Work instructions
Write out all the material exactly. Leave nothing out.

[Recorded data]
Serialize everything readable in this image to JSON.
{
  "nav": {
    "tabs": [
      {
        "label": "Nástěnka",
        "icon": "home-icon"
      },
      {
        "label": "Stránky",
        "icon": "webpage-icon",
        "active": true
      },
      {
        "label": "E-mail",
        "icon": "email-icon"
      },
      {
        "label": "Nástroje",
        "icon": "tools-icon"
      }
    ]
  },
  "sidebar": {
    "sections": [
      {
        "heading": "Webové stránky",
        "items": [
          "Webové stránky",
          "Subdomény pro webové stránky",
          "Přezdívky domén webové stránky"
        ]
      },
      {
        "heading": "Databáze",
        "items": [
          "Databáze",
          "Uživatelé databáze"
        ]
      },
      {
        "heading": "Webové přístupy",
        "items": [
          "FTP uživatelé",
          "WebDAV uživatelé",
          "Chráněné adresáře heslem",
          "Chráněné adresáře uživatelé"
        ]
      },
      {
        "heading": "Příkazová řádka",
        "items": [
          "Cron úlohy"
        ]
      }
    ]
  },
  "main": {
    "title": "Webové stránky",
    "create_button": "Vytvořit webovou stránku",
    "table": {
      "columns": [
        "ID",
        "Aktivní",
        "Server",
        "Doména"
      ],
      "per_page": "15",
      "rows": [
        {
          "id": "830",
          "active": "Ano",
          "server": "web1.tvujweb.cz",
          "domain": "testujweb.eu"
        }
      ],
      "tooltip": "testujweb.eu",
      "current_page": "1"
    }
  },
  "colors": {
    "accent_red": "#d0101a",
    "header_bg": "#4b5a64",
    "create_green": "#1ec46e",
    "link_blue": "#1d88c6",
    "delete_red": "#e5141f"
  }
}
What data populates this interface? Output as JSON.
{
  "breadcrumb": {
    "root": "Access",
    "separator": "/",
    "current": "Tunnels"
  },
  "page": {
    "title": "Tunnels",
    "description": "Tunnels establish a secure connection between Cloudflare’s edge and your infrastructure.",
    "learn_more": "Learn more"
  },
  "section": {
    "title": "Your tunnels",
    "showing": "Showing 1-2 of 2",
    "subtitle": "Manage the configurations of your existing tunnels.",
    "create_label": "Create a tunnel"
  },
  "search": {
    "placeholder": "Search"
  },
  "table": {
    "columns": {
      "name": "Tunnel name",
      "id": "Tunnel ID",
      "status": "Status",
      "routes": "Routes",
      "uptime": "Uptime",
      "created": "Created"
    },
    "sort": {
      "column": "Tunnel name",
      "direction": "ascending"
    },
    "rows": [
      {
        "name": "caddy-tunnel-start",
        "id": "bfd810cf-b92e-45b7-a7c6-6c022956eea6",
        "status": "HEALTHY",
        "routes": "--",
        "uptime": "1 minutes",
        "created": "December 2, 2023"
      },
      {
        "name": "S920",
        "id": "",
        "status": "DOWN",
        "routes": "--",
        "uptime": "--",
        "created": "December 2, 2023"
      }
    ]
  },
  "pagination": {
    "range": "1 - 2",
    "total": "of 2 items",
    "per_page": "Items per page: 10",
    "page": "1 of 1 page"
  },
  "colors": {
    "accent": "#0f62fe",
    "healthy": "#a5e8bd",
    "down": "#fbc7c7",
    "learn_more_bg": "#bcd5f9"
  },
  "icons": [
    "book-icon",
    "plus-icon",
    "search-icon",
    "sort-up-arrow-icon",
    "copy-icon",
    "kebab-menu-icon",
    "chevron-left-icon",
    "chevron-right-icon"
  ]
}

Solution to the exercise
Serialize everything readable in this image to JSON.
{
  "nav": {
    "tabs": [
      {
        "label": "Nástěnka",
        "icon": "home-icon"
      },
      {
        "label": "Stránky",
        "icon": "webpage-icon",
        "active": true
      },
      {
        "label": "E-mail",
        "icon": "email-icon"
      },
      {
        "label": "Nástroje",
        "icon": "tools-icon"
      }
    ]
  },
  "sidebar": {
    "sections": [
      {
        "heading": "Webové stránky",
        "items": [
          "Webové stránky",
          "Subdomény pro webové stránky",
          "Přezdívky domén webové stránky"
        ]
      },
      {
        "heading": "Databáze",
        "items": [
          "Databáze",
          "Uživatelé databáze"
        ]
      },
      {
        "heading": "Webové přístupy",
        "items": [
          "FTP uživatelé",
          "WebDAV uživatelé",
          "Chráněné adresáře heslem",
          "Chráněné adresáře uživatelé"
        ]
      },
      {
        "heading": "Příkazová řádka",
        "items": [
          "Cron úlohy"
        ]
      }
    ]
  },
  "main": {
    "title": "Webové stránky",
    "create_button": "Vytvořit webovou stránku",
    "table": {
      "columns": [
        "ID",
        "Aktivní",
        "Server",
        "Doména"
      ],
      "per_page": "15",
      "rows": [
        {
          "id": "830",
          "active": "Ano",
          "server": "web1.tvujweb.cz",
          "domain": "testujweb.eu"
        }
      ],
      "tooltip": "testujweb.eu",
      "current_page": "1"
    }
  },
  "colors": {
    "accent_red": "#d0101a",
    "header_bg": "#4b5a64",
    "create_green": "#1ec46e",
    "link_blue": "#1d88c6",
    "delete_red": "#e5141f"
  }
}
What data populates this interface? Output as JSON.
{
  "breadcrumb": {
    "root": "Access",
    "separator": "/",
    "current": "Tunnels"
  },
  "page": {
    "title": "Tunnels",
    "description": "Tunnels establish a secure connection between Cloudflare’s edge and your infrastructure.",
    "learn_more": "Learn more"
  },
  "section": {
    "title": "Your tunnels",
    "showing": "Showing 1-2 of 2",
    "subtitle": "Manage the configurations of your existing tunnels.",
    "create_label": "Create a tunnel"
  },
  "search": {
    "placeholder": "Search"
  },
  "table": {
    "columns": {
      "name": "Tunnel name",
      "id": "Tunnel ID",
      "status": "Status",
      "routes": "Routes",
      "uptime": "Uptime",
      "created": "Created"
    },
    "sort": {
      "column": "Tunnel name",
      "direction": "ascending"
    },
    "rows": [
      {
        "name": "caddy-tunnel-start",
        "id": "bfd810cf-b92e-45b7-a7c6-6c022956eea6",
        "status": "HEALTHY",
        "routes": "--",
        "uptime": "1 minutes",
        "created": "December 2, 2023"
      },
      {
        "name": "S920",
        "id": "",
        "status": "DOWN",
        "routes": "--",
        "uptime": "--",
        "created": "December 2, 2023"
      }
    ]
  },
  "pagination": {
    "range": "1 - 2",
    "total": "of 2 items",
    "per_page": "Items per page: 10",
    "page": "1 of 1 page"
  },
  "colors": {
    "accent": "#0f62fe",
    "healthy": "#a5e8bd",
    "down": "#fbc7c7",
    "learn_more_bg": "#bcd5f9"
  },
  "icons": [
    "book-icon",
    "plus-icon",
    "search-icon",
    "sort-up-arrow-icon",
    "copy-icon",
    "kebab-menu-icon",
    "chevron-left-icon",
    "chevron-right-icon"
  ]
}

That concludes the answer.